[Source extract]
Sen. Amy Klobuchar (D-Minn.) is out with a new ad:
Media outlets have “discovered” her, so coverage of her campaign has increased, as have her bookings on cable and network TV news programs.
Part of her success is attributable to her aggressive challenging of Sen. Elizabeth Warren’s Medicare-for-all scheme. Klobuchar likes to say she does not want to “trash” President Barack Obama’s achievement but rather build on it. while Warren is now scrambling to show how a plan costing $30 trillion or more over 10 years is going to be funded. (Hint: If Sen. Bernie Sanders had to resort to taxing those making over $29,000 and adding to the payroll tax, Warren is going to have a tough time.) And Klobuchar got a boost this week when it was announced that Obamacare premiums will be going down.
Klobuchar has a couple of other possible lines of attack that both undermine Warren and boost her own résumé .
For starters, the Massachusetts Democrat’s trade plan has been widely panned by both Republicans and Democrats. Daniel W. Drezner wrote in The Post: “It’s a great plan — if you don’t like the benefits of trade and want to see it restricted as severely as possible. If you think freer trade is good for the economy and good for foreign policy, then it’s the mother of all dumpster fires … Warren’s trade policy would actually be more protectionist in its effects than Trump’s, something that I did not think was possible.”
[/Source extract]
[Exercise data]
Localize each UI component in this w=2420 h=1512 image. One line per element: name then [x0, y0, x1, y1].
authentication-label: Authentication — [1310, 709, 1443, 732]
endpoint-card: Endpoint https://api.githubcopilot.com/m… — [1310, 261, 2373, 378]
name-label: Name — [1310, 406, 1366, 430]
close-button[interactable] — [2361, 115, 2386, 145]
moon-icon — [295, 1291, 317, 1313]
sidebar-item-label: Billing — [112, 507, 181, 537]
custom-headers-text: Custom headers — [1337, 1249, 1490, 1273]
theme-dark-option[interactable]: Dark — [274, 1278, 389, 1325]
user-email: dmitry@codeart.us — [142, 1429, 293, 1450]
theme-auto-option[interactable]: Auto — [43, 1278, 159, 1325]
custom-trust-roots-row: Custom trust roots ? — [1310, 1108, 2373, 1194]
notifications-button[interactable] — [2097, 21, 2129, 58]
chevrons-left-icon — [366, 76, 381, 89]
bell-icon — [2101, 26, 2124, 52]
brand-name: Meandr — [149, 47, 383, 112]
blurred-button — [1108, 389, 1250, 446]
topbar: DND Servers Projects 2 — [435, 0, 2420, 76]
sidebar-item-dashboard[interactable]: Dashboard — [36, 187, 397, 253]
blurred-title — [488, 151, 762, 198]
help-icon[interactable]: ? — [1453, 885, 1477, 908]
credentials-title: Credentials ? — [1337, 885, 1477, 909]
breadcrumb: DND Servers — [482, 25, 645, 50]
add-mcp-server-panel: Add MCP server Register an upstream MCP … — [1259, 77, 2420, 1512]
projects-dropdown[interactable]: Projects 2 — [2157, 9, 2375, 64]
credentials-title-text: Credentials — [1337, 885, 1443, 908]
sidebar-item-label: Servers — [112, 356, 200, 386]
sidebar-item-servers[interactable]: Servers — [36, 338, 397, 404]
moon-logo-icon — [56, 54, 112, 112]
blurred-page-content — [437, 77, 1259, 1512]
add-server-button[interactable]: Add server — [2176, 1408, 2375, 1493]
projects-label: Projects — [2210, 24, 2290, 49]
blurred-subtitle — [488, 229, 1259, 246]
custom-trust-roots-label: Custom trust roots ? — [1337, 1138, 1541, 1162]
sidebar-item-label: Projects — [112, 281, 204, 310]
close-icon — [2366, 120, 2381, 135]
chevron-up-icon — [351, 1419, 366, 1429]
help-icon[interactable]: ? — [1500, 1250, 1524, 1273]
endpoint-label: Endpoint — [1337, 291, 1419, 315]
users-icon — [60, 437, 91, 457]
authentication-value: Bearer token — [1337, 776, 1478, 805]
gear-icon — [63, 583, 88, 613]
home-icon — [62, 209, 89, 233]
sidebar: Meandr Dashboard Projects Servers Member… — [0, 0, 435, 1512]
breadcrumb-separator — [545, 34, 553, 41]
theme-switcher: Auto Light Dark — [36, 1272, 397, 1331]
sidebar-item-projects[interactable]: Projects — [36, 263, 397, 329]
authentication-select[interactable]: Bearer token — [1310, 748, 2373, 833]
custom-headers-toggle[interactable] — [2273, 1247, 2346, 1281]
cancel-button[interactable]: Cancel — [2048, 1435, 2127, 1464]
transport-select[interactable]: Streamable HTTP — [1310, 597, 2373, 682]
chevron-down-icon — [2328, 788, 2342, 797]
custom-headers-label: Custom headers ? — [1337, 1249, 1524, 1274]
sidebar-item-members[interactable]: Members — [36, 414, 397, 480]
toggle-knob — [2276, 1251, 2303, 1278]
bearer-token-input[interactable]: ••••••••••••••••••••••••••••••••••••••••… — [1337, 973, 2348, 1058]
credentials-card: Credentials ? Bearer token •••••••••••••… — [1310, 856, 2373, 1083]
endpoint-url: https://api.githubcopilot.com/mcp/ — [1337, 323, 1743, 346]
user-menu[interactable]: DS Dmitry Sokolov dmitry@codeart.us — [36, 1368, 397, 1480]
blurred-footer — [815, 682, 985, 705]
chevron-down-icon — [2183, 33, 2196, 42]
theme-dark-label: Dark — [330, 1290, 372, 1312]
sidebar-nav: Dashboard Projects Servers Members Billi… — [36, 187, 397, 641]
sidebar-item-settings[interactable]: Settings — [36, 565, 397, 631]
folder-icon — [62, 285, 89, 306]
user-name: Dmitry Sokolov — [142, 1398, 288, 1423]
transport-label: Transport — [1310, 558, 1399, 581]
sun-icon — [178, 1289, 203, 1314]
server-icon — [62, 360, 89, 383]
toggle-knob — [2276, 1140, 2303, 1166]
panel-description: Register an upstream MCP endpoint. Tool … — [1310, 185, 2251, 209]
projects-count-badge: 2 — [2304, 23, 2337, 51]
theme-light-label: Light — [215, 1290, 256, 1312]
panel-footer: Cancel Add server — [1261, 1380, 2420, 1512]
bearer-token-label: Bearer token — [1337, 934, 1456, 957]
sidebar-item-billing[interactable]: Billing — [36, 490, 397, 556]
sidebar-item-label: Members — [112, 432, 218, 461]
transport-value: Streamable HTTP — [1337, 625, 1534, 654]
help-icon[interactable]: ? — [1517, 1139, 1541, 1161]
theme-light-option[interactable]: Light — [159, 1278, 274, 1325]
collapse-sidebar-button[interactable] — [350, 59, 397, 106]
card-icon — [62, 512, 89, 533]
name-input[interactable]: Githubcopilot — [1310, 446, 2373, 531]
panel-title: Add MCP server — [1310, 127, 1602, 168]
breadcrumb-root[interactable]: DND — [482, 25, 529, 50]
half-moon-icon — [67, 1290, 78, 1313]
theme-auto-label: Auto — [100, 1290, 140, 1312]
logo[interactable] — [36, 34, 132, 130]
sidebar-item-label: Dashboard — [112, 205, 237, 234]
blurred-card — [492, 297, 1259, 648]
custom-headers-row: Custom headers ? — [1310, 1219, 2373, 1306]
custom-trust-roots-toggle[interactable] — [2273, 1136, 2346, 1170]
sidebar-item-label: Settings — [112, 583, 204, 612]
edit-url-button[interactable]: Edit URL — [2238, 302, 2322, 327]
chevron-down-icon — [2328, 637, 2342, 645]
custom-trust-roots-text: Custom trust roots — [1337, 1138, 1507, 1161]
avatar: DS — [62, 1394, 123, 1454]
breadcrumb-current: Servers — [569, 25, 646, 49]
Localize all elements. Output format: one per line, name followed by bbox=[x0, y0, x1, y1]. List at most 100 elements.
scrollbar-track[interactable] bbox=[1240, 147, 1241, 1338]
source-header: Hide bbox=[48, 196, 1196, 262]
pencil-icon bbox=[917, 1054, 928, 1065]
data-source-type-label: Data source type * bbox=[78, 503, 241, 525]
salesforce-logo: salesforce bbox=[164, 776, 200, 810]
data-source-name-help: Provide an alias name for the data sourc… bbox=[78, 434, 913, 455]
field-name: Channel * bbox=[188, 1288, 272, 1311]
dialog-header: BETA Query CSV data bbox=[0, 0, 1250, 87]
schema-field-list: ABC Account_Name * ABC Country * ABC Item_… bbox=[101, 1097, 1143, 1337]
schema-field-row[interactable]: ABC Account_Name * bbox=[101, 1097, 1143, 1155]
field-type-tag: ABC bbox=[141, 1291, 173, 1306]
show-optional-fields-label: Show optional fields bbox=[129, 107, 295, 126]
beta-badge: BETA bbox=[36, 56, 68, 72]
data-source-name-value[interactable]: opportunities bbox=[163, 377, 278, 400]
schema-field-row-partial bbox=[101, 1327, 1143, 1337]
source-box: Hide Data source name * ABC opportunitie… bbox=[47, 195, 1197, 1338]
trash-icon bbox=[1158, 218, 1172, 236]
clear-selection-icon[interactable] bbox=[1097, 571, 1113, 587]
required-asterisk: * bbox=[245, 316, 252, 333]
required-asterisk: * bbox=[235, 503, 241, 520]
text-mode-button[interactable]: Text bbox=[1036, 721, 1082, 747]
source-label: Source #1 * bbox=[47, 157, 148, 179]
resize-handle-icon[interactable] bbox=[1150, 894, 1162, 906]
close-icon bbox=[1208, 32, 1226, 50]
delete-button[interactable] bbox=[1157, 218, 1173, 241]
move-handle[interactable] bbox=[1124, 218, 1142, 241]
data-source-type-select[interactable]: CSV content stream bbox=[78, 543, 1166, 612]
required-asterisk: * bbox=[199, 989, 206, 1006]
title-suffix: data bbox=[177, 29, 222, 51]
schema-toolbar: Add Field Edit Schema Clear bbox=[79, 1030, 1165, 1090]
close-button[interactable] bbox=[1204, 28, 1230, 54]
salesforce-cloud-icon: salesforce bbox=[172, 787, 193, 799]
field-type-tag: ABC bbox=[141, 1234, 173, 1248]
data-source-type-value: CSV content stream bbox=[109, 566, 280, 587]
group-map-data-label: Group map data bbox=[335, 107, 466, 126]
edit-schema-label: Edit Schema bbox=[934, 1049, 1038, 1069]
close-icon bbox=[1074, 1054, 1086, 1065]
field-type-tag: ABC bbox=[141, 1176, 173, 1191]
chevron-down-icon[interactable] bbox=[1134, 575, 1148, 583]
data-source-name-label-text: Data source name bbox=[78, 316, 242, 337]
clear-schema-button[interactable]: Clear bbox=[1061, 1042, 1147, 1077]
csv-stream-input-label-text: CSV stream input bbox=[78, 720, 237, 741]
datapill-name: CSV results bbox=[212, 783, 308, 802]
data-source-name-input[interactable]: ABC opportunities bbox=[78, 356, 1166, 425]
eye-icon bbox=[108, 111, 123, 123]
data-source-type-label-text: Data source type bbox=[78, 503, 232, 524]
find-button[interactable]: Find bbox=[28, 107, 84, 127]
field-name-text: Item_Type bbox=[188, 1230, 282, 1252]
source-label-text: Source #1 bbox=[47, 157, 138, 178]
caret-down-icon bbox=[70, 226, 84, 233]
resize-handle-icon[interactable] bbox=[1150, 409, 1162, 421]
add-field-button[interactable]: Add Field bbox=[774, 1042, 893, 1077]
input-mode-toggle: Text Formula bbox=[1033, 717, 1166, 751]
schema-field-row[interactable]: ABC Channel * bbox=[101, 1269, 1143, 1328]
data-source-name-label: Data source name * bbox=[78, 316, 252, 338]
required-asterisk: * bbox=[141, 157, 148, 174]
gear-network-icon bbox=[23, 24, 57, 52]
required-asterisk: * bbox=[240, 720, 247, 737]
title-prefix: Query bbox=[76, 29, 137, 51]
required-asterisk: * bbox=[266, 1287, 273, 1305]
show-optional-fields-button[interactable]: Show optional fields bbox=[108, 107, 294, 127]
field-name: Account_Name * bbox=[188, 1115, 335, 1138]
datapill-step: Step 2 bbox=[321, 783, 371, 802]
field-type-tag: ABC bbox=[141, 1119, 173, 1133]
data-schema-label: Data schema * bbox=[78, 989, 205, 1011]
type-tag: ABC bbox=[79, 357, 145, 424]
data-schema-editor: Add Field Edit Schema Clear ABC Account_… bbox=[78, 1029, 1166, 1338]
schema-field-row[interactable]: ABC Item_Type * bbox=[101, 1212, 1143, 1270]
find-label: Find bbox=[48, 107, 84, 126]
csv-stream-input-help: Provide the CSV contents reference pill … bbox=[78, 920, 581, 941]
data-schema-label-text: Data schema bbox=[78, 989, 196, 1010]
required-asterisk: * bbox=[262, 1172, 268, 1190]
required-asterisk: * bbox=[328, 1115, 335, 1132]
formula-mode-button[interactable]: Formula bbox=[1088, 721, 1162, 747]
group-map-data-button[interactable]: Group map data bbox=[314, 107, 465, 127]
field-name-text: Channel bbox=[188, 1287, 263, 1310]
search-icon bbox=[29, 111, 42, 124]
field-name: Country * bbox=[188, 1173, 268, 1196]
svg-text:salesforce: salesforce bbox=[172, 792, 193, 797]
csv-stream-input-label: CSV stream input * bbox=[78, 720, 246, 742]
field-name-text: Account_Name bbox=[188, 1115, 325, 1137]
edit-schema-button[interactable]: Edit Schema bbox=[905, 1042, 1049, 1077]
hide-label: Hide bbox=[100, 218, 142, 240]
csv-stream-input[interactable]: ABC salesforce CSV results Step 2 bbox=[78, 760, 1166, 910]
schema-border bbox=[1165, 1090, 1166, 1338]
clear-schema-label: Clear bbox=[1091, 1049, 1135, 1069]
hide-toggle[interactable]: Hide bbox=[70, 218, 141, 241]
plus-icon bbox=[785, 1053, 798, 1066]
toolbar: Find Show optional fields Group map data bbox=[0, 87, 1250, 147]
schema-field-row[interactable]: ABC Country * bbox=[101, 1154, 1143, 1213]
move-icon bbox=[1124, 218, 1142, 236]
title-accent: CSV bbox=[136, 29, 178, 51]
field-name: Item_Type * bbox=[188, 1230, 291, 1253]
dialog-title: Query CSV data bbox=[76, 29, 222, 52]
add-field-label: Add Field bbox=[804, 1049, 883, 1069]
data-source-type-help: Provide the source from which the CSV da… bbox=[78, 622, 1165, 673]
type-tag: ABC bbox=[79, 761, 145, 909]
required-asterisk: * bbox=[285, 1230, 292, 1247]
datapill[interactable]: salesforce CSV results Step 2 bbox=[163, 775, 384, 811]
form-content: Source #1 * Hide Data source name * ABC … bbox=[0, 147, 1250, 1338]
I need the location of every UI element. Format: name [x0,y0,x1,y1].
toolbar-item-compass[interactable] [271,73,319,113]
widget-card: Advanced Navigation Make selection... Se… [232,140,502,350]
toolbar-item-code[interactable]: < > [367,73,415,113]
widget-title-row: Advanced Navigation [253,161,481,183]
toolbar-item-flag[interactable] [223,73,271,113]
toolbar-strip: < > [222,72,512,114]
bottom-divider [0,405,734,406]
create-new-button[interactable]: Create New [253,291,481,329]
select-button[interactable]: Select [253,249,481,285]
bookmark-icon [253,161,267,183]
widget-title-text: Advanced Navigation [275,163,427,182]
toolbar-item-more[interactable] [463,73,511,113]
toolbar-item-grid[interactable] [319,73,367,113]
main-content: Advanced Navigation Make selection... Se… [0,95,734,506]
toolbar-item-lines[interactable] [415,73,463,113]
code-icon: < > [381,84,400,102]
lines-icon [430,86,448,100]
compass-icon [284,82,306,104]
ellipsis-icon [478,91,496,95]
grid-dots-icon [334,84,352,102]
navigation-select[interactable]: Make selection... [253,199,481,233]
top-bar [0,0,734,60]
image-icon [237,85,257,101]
[/Exercise data]
> _Work item A_
Which people does the Klobuchar article name?
> _Work item B_
Could you rewrite the Klobuchar article between "Part of her" and "be going down.", inclusive, with "scrambling" changed to "struggling"?
> _Work item C_
Can you carry on the Klobuchar article from the point where it stops?
The material has no connection to the Klobuchar article.

> _Response box A_
Amy Klobuchar, Elizabeth Warren, Barack Obama, Bernie Sanders, Daniel W. Drezner, Trump

> _Response box B_
Part of her success is attributable to her aggressive challenging of Sen. Elizabeth Warren’s Medicare-for-all scheme. Klobuchar likes to say she does not want to “trash” President Barack Obama’s achievement but rather build on it. while Warren is now struggling to show how a plan costing $30 trillion or more over 10 years is going to be funded. (Hint: If Sen. Bernie Sanders had to resort to taxing those making over $29,000 and adding to the payroll tax, Warren is going to have a tough time.) And Klobuchar got a boost this week when it was announced that Obamacare premiums will be going down.

> _Response box C_
Contrast that with Klobuchar, who is likely the most knowledgeable Democratic presidential candidate when it comes to farmers and trade. (“Klobuchar largely sticks to mainstream agricultural policy proposals, eschewing more liberal reforms sought by other candidates like Sens. Elizabeth Warren (D-Mass.) and Bernie Sanders (I-Vt.),” Politico reported in August. “Warren and Sanders, for example, seek to improve the farm economy by aggressively targeting consolidation in the industry and propose breaking up large companies that have taken on outsize power in the pesticide, seed and meatpacking sectors.”) She has railed about Trump’s tariff war, which she describes as “complete chaos.” In Iowa, trade policy and agricultural fluency matter.
In addition, Klobuchar advocates a balanced internationalist foreign policy, which contrasts with Warren’s more radical message. She commented on Syria in the last debate. “We need to work with our allies, to work with Turkey and bring them out. This is an outrageous thing that happened here,” she declared. “And I think we need to talk about this not only in terms of the horror of what happened here with Turkey, but the fact that our president blew it and now he’s too proud to say it.” She continued: “And what do we do now? We continue that humanitarian aid, but then we work with our allies to say come back, Turkey, and stop this … Think about our other allies, Israel. How do they feel right now? Donald Trump is not true to his word when they are a beacon of democracy in the Mideast. Think about our allies in Europe when he pulls out of the Iranian agreement and gives them holding the bag and gives the power to China and Russia.”
Klobuchar has a short-term goal (get into the next debate) and a longer-term goal (do well in Iowa). For the first time in the race, it seems her “moderate from the heartland” message might work, especially if she can set up a contrast with super-progressive candidates whose electability and radical plans become more suspect as the primary goes on.